Try it> Look through the records below and collect all lines that hold the string "الغذائية".

Data records>
+++

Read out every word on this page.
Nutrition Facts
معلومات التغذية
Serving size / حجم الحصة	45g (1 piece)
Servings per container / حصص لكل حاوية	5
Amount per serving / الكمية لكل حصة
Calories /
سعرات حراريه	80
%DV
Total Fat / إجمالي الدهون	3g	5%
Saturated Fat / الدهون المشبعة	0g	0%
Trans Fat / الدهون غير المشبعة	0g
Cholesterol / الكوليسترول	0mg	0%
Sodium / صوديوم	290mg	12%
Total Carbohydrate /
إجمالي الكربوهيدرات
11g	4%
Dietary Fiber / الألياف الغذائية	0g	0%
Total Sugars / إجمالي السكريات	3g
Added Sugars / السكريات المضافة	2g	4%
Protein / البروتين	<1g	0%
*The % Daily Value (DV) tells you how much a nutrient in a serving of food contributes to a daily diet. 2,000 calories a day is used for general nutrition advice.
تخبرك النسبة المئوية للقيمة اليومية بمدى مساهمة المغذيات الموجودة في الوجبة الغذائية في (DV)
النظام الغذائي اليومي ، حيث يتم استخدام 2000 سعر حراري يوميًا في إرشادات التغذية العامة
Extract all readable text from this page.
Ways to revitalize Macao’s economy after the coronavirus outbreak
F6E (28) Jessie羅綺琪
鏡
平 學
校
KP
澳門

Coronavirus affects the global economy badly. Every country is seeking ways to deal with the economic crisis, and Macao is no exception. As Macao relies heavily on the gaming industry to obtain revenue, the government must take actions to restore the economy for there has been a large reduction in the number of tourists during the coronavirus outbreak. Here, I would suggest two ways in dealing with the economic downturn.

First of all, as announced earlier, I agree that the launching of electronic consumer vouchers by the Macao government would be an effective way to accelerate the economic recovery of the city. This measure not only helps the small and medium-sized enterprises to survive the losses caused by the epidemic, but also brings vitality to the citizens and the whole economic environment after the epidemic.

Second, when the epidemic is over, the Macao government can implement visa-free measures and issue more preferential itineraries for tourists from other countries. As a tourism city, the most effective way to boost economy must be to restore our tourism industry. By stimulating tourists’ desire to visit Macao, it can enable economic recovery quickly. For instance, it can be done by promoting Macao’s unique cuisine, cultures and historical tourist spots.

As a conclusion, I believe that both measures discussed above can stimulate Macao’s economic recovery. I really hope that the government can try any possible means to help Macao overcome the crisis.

+++

Solution for this exercise>
Dietary Fiber / الألياف الغذائية	0g	0%
تخبرك النسبة المئوية للقيمة اليومية بمدى مساهمة المغذيات الموجودة في الوجبة الغذائية في (DV)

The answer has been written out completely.